(begin)

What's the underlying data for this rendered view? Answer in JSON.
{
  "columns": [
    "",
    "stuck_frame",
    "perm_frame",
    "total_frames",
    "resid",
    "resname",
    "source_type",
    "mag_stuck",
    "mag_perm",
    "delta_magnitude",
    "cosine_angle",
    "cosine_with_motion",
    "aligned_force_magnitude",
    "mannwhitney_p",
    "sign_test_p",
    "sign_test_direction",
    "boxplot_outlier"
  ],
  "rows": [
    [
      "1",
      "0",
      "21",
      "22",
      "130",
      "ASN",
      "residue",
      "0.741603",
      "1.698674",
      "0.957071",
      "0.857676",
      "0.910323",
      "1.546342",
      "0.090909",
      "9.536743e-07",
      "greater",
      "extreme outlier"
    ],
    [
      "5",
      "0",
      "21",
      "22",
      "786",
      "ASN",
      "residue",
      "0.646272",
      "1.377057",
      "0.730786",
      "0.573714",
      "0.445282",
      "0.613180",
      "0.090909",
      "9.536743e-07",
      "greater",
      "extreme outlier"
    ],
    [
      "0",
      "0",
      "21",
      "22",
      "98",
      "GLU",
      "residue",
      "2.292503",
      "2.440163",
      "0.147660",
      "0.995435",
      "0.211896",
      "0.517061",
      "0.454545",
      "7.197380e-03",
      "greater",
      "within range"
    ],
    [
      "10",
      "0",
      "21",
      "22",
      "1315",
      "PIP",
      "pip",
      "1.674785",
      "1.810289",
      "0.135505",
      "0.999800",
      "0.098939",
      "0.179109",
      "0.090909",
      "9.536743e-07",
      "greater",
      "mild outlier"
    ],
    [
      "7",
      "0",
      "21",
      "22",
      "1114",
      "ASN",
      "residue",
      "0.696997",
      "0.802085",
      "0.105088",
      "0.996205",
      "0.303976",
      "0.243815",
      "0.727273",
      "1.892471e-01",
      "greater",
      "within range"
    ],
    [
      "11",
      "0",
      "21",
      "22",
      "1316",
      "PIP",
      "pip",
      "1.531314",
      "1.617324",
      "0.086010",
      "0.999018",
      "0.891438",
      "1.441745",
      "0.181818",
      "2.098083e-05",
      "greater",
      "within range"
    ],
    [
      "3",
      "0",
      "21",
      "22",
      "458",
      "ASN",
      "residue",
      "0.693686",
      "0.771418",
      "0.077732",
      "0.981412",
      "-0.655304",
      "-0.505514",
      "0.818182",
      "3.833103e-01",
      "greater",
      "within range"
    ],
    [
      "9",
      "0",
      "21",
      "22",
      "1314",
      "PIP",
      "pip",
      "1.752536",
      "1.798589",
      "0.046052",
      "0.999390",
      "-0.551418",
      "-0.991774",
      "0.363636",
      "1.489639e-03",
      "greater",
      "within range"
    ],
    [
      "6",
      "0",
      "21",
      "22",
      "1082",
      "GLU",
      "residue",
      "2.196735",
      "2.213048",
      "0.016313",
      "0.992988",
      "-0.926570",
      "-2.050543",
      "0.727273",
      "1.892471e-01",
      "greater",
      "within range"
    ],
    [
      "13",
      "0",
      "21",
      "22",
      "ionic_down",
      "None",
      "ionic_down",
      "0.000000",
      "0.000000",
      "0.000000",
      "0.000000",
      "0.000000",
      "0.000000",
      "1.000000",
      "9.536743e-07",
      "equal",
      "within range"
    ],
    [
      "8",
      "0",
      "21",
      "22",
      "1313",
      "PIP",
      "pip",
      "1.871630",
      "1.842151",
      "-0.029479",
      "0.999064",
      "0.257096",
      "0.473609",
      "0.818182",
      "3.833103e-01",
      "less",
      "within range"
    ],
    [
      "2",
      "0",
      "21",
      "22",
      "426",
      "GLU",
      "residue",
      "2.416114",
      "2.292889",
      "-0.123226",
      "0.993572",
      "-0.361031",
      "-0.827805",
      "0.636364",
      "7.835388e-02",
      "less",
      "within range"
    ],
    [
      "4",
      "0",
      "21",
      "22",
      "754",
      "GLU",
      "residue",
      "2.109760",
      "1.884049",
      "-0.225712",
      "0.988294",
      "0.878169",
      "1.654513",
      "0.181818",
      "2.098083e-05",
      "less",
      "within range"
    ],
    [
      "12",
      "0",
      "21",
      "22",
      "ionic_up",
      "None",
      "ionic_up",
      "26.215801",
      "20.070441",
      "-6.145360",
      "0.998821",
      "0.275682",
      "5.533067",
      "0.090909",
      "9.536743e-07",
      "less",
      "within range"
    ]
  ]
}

(end)

Exercise:
Above are some records; extract every one of them exactly.

Response to the exercise:
What's the underlying data for this rendered view? Answer in JSON.
{
  "columns": [
    "",
    "stuck_frame",
    "perm_frame",
    "total_frames",
    "resid",
    "resname",
    "source_type",
    "mag_stuck",
    "mag_perm",
    "delta_magnitude",
    "cosine_angle",
    "cosine_with_motion",
    "aligned_force_magnitude",
    "mannwhitney_p",
    "sign_test_p",
    "sign_test_direction",
    "boxplot_outlier"
  ],
  "rows": [
    [
      "1",
      "0",
      "21",
      "22",
      "130",
      "ASN",
      "residue",
      "0.741603",
      "1.698674",
      "0.957071",
      "0.857676",
      "0.910323",
      "1.546342",
      "0.090909",
      "9.536743e-07",
      "greater",
      "extreme outlier"
    ],
    [
      "5",
      "0",
      "21",
      "22",
      "786",
      "ASN",
      "residue",
      "0.646272",
      "1.377057",
      "0.730786",
      "0.573714",
      "0.445282",
      "0.613180",
      "0.090909",
      "9.536743e-07",
      "greater",
      "extreme outlier"
    ],
    [
      "0",
      "0",
      "21",
      "22",
      "98",
      "GLU",
      "residue",
      "2.292503",
      "2.440163",
      "0.147660",
      "0.995435",
      "0.211896",
      "0.517061",
      "0.454545",
      "7.197380e-03",
      "greater",
      "within range"
    ],
    [
      "10",
      "0",
      "21",
      "22",
      "1315",
      "PIP",
      "pip",
      "1.674785",
      "1.810289",
      "0.135505",
      "0.999800",
      "0.098939",
      "0.179109",
      "0.090909",
      "9.536743e-07",
      "greater",
      "mild outlier"
    ],
    [
      "7",
      "0",
      "21",
      "22",
      "1114",
      "ASN",
      "residue",
      "0.696997",
      "0.802085",
      "0.105088",
      "0.996205",
      "0.303976",
      "0.243815",
      "0.727273",
      "1.892471e-01",
      "greater",
      "within range"
    ],
    [
      "11",
      "0",
      "21",
      "22",
      "1316",
      "PIP",
      "pip",
      "1.531314",
      "1.617324",
      "0.086010",
      "0.999018",
      "0.891438",
      "1.441745",
      "0.181818",
      "2.098083e-05",
      "greater",
      "within range"
    ],
    [
      "3",
      "0",
      "21",
      "22",
      "458",
      "ASN",
      "residue",
      "0.693686",
      "0.771418",
      "0.077732",
      "0.981412",
      "-0.655304",
      "-0.505514",
      "0.818182",
      "3.833103e-01",
      "greater",
      "within range"
    ],
    [
      "9",
      "0",
      "21",
      "22",
      "1314",
      "PIP",
      "pip",
      "1.752536",
      "1.798589",
      "0.046052",
      "0.999390",
      "-0.551418",
      "-0.991774",
      "0.363636",
      "1.489639e-03",
      "greater",
      "within range"
    ],
    [
      "6",
      "0",
      "21",
      "22",
      "1082",
      "GLU",
      "residue",
      "2.196735",
      "2.213048",
      "0.016313",
      "0.992988",
      "-0.926570",
      "-2.050543",
      "0.727273",
      "1.892471e-01",
      "greater",
      "within range"
    ],
    [
      "13",
      "0",
      "21",
      "22",
      "ionic_down",
      "None",
      "ionic_down",
      "0.000000",
      "0.000000",
      "0.000000",
      "0.000000",
      "0.000000",
      "0.000000",
      "1.000000",
      "9.536743e-07",
      "equal",
      "within range"
    ],
    [
      "8",
      "0",
      "21",
      "22",
      "1313",
      "PIP",
      "pip",
      "1.871630",
      "1.842151",
      "-0.029479",
      "0.999064",
      "0.257096",
      "0.473609",
      "0.818182",
      "3.833103e-01",
      "less",
      "within range"
    ],
    [
      "2",
      "0",
      "21",
      "22",
      "426",
      "GLU",
      "residue",
      "2.416114",
      "2.292889",
      "-0.123226",
      "0.993572",
      "-0.361031",
      "-0.827805",
      "0.636364",
      "7.835388e-02",
      "less",
      "within range"
    ],
    [
      "4",
      "0",
      "21",
      "22",
      "754",
      "GLU",
      "residue",
      "2.109760",
      "1.884049",
      "-0.225712",
      "0.988294",
      "0.878169",
      "1.654513",
      "0.181818",
      "2.098083e-05",
      "less",
      "within range"
    ],
    [
      "12",
      "0",
      "21",
      "22",
      "ionic_up",
      "None",
      "ionic_up",
      "26.215801",
      "20.070441",
      "-6.145360",
      "0.998821",
      "0.275682",
      "5.533067",
      "0.090909",
      "9.536743e-07",
      "less",
      "within range"
    ]
  ]
}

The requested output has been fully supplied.